## REQUIREMENT:
Without the pictures, can you quote each line below exactly?

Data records
---+---

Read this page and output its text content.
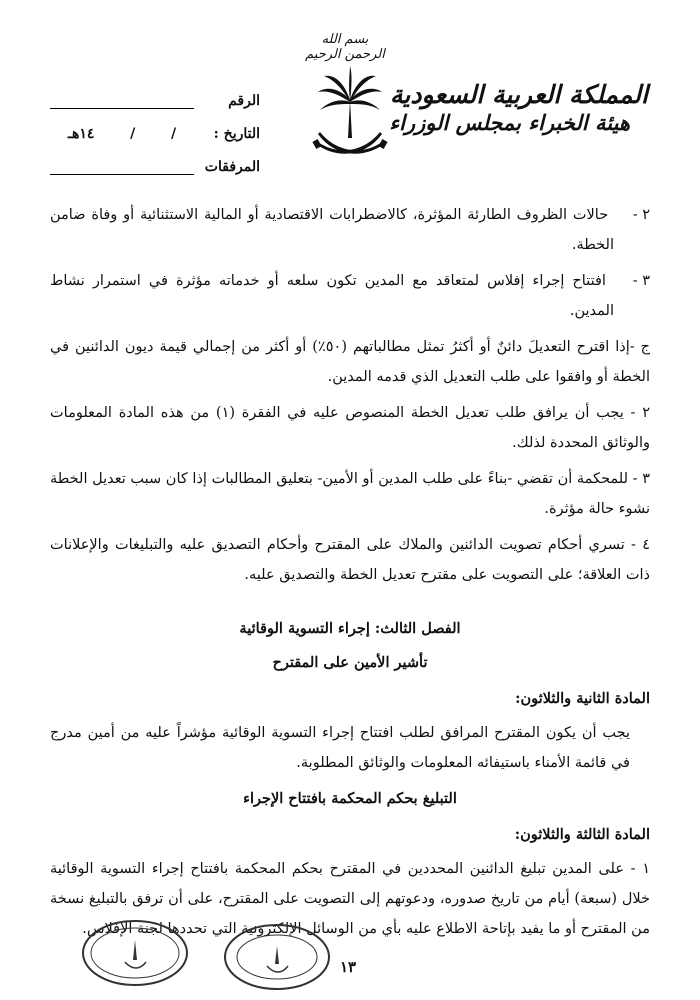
بسم الله الرحمن الرحيم
المملكة العربية السعودية
هيئة الخبراء بمجلس الوزراء
الرقم
التاريخ :
/
/
١٤هـ
المرفقات

٢ - حالات الظروف الطارئة المؤثرة، كالاضطرابات الاقتصادية أو المالية الاستثنائية أو وفاة ضامن الخطة.

٣ - افتتاح إجراء إفلاس لمتعاقد مع المدين تكون سلعه أو خدماته مؤثرة في استمرار نشاط المدين.

ج -إذا اقترح التعديلَ دائنٌ أو أكثرُ تمثل مطالباتهم (٥٠٪) أو أكثر من إجمالي قيمة ديون الدائنين في الخطة أو وافقوا على طلب التعديل الذي قدمه المدين.

٢ - يجب أن يرافق طلب تعديل الخطة المنصوص عليه في الفقرة (١) من هذه المادة المعلومات والوثائق المحددة لذلك.

٣ - للمحكمة أن تقضي -بناءً على طلب المدين أو الأمين- بتعليق المطالبات إذا كان سبب تعديل الخطة نشوء حالة مؤثرة.

٤ - تسري أحكام تصويت الدائنين والملاك على المقترح وأحكام التصديق عليه والتبليغات والإعلانات ذات العلاقة؛ على التصويت على مقترح تعديل الخطة والتصديق عليه.

الفصل الثالث: إجراء التسوية الوقائية
تأشير الأمين على المقترح
المادة الثانية والثلاثون:

يجب أن يكون المقترح المرافق لطلب افتتاح إجراء التسوية الوقائية مؤشراً عليه من أمين مدرج في قائمة الأمناء باستيفائه المعلومات والوثائق المطلوبة.

التبليغ بحكم المحكمة بافتتاح الإجراء
المادة الثالثة والثلاثون:

١ - على المدين تبليغ الدائنين المحددين في المقترح بحكم المحكمة بافتتاح إجراء التسوية الوقائية خلال (سبعة) أيام من تاريخ صدوره، ودعوتهم إلى التصويت على المقترح، على أن ترفق بالتبليغ نسخة من المقترح أو ما يفيد بإتاحة الاطلاع عليه بأي من الوسائل الإلكترونية التي تحددها لجنة الإفلاس.

١٣
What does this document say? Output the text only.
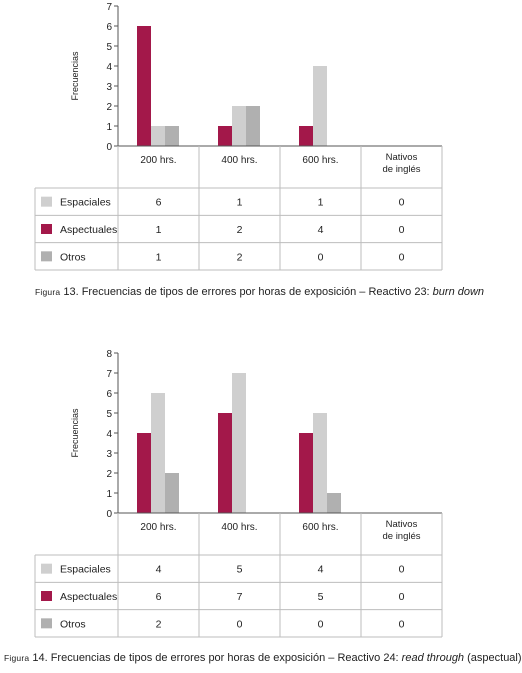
0
1
2
3
4
5
6
7
Frecuencias
200 hrs.	400 hrs.	600 hrs.	Nativos
de inglés
Espaciales	6	1	1	0
Aspectuales	1	2	4	0
Otros	1	2	0	0
Figura 13. Frecuencias de tipos de errores por horas de exposición – Reactivo 23: burn down
0
1
2
3
4
5
6
7
8
Frecuencias
200 hrs.	400 hrs.	600 hrs.	Nativos
de inglés
Espaciales	4	5	4	0
Aspectuales	6	7	5	0
Otros	2	0	0	0
Figura 14. Frecuencias de tipos de errores por horas de exposición – Reactivo 24: read through (aspectual)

---+---

## RESPONSE:
Read this page and output its text content.
بسم الله الرحمن الرحيم
المملكة العربية السعودية
هيئة الخبراء بمجلس الوزراء
الرقم
التاريخ :
/
/
١٤هـ
المرفقات

٢ - حالات الظروف الطارئة المؤثرة، كالاضطرابات الاقتصادية أو المالية الاستثنائية أو وفاة ضامن الخطة.

٣ - افتتاح إجراء إفلاس لمتعاقد مع المدين تكون سلعه أو خدماته مؤثرة في استمرار نشاط المدين.

ج -إذا اقترح التعديلَ دائنٌ أو أكثرُ تمثل مطالباتهم (٥٠٪) أو أكثر من إجمالي قيمة ديون الدائنين في الخطة أو وافقوا على طلب التعديل الذي قدمه المدين.

٢ - يجب أن يرافق طلب تعديل الخطة المنصوص عليه في الفقرة (١) من هذه المادة المعلومات والوثائق المحددة لذلك.

٣ - للمحكمة أن تقضي -بناءً على طلب المدين أو الأمين- بتعليق المطالبات إذا كان سبب تعديل الخطة نشوء حالة مؤثرة.

٤ - تسري أحكام تصويت الدائنين والملاك على المقترح وأحكام التصديق عليه والتبليغات والإعلانات ذات العلاقة؛ على التصويت على مقترح تعديل الخطة والتصديق عليه.

الفصل الثالث: إجراء التسوية الوقائية
تأشير الأمين على المقترح
المادة الثانية والثلاثون:

يجب أن يكون المقترح المرافق لطلب افتتاح إجراء التسوية الوقائية مؤشراً عليه من أمين مدرج في قائمة الأمناء باستيفائه المعلومات والوثائق المطلوبة.

التبليغ بحكم المحكمة بافتتاح الإجراء
المادة الثالثة والثلاثون:

١ - على المدين تبليغ الدائنين المحددين في المقترح بحكم المحكمة بافتتاح إجراء التسوية الوقائية خلال (سبعة) أيام من تاريخ صدوره، ودعوتهم إلى التصويت على المقترح، على أن ترفق بالتبليغ نسخة من المقترح أو ما يفيد بإتاحة الاطلاع عليه بأي من الوسائل الإلكترونية التي تحددها لجنة الإفلاس.

١٣
What does this document say? Output the text only.
0
1
2
3
4
5
6
7
Frecuencias
200 hrs.	400 hrs.	600 hrs.	Nativos
de inglés
Espaciales	6	1	1	0
Aspectuales	1	2	4	0
Otros	1	2	0	0
Figura 13. Frecuencias de tipos de errores por horas de exposición – Reactivo 23: burn down
0
1
2
3
4
5
6
7
8
Frecuencias
200 hrs.	400 hrs.	600 hrs.	Nativos
de inglés
Espaciales	4	5	4	0
Aspectuales	6	7	5	0
Otros	2	0	0	0
Figura 14. Frecuencias de tipos de errores por horas de exposición – Reactivo 24: read through (aspectual)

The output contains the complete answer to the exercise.